# Do this
Gather, from the data below, each line in which the word "JSON" occurs.

Figure collection entries:
========

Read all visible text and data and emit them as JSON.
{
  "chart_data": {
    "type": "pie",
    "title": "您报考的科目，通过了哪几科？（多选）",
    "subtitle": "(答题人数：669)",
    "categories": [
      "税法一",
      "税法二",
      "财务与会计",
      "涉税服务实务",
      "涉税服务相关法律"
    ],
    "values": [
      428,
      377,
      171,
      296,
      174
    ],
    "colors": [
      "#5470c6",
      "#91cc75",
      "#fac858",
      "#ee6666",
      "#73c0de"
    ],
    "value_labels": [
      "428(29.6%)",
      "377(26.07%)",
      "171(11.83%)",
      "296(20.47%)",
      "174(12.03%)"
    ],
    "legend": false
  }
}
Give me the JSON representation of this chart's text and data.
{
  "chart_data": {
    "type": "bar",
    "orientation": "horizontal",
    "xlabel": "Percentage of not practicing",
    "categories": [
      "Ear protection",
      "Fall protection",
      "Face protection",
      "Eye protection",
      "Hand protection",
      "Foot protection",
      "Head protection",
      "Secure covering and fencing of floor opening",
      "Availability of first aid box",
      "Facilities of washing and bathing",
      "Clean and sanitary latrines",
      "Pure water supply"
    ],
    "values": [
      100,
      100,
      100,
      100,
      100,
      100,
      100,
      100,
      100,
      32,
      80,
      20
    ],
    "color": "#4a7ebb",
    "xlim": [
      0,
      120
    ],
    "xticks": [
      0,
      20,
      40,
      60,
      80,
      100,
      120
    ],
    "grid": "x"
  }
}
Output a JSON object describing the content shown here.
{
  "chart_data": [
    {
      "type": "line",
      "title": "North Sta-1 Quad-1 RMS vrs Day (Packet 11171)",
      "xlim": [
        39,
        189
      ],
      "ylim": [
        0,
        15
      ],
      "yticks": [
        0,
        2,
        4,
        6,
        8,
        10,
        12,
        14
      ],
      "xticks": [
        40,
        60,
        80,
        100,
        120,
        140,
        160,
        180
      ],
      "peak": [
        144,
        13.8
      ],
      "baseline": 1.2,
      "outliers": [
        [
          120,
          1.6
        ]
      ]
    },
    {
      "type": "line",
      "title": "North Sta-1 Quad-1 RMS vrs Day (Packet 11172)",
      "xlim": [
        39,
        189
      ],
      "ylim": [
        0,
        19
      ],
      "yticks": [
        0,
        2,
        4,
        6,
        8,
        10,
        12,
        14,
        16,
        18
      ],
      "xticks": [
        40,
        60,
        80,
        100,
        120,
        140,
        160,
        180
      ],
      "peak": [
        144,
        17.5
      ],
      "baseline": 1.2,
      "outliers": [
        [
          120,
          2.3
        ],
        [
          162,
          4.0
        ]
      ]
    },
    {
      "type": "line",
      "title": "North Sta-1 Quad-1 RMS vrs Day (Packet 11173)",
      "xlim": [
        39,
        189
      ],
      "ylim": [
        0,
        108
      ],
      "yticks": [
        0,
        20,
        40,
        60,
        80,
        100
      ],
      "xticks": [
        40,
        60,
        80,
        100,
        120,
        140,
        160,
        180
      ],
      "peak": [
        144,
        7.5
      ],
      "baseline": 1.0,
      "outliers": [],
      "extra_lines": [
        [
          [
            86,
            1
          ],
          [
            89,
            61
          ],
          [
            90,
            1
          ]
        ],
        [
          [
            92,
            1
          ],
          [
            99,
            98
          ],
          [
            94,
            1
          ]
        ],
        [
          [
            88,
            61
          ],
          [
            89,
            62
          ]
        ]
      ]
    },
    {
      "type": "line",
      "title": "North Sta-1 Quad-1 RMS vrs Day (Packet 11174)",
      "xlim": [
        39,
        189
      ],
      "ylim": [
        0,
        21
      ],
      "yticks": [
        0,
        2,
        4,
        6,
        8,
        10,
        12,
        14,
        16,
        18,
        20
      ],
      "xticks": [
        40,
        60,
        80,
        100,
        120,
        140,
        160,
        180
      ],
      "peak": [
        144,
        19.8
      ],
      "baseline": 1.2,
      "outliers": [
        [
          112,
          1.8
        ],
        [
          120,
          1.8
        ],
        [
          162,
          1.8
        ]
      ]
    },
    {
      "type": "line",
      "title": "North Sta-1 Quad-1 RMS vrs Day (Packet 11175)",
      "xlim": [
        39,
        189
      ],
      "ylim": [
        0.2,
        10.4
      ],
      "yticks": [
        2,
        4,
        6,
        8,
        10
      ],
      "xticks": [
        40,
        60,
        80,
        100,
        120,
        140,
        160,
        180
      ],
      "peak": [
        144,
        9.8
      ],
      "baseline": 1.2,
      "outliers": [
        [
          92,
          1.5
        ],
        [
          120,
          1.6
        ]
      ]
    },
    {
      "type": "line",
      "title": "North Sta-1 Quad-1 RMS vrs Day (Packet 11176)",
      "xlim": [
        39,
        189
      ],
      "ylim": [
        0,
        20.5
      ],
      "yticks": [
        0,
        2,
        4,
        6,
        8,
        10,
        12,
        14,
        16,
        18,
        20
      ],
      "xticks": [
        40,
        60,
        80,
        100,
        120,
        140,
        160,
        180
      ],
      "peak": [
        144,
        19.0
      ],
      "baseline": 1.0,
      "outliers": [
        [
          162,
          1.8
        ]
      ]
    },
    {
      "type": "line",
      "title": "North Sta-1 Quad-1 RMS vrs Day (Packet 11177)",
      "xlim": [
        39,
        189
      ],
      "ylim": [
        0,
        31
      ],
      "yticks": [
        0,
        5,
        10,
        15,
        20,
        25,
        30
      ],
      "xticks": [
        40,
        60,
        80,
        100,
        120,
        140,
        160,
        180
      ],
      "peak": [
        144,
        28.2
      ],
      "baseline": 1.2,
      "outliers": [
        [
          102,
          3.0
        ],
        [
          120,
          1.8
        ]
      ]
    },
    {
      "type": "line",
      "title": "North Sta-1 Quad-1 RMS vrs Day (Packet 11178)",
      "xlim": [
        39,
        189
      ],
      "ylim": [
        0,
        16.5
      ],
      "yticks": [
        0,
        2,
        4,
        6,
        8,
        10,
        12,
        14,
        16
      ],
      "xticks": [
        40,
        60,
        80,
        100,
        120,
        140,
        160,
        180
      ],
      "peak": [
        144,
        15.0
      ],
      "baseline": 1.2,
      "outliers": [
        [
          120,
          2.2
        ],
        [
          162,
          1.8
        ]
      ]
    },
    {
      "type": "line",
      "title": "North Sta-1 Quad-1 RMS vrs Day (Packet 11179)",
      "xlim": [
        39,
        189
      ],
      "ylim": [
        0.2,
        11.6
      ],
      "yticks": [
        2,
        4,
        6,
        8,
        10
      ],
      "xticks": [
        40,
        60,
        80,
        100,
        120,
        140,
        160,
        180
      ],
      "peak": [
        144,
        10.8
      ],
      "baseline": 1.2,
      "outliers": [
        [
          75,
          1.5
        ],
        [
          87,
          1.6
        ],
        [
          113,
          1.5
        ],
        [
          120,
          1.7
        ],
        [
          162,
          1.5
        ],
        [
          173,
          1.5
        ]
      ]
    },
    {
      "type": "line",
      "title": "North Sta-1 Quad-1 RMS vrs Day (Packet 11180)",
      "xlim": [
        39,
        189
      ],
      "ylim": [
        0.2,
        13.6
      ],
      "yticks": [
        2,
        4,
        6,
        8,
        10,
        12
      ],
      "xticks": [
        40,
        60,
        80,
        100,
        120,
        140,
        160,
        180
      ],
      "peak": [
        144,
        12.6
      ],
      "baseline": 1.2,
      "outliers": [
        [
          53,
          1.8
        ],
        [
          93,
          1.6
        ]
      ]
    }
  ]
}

========

# Result for this exercise
Read all visible text and data and emit them as JSON.
Give me the JSON representation of this chart's text and data.
Output a JSON object describing the content shown here.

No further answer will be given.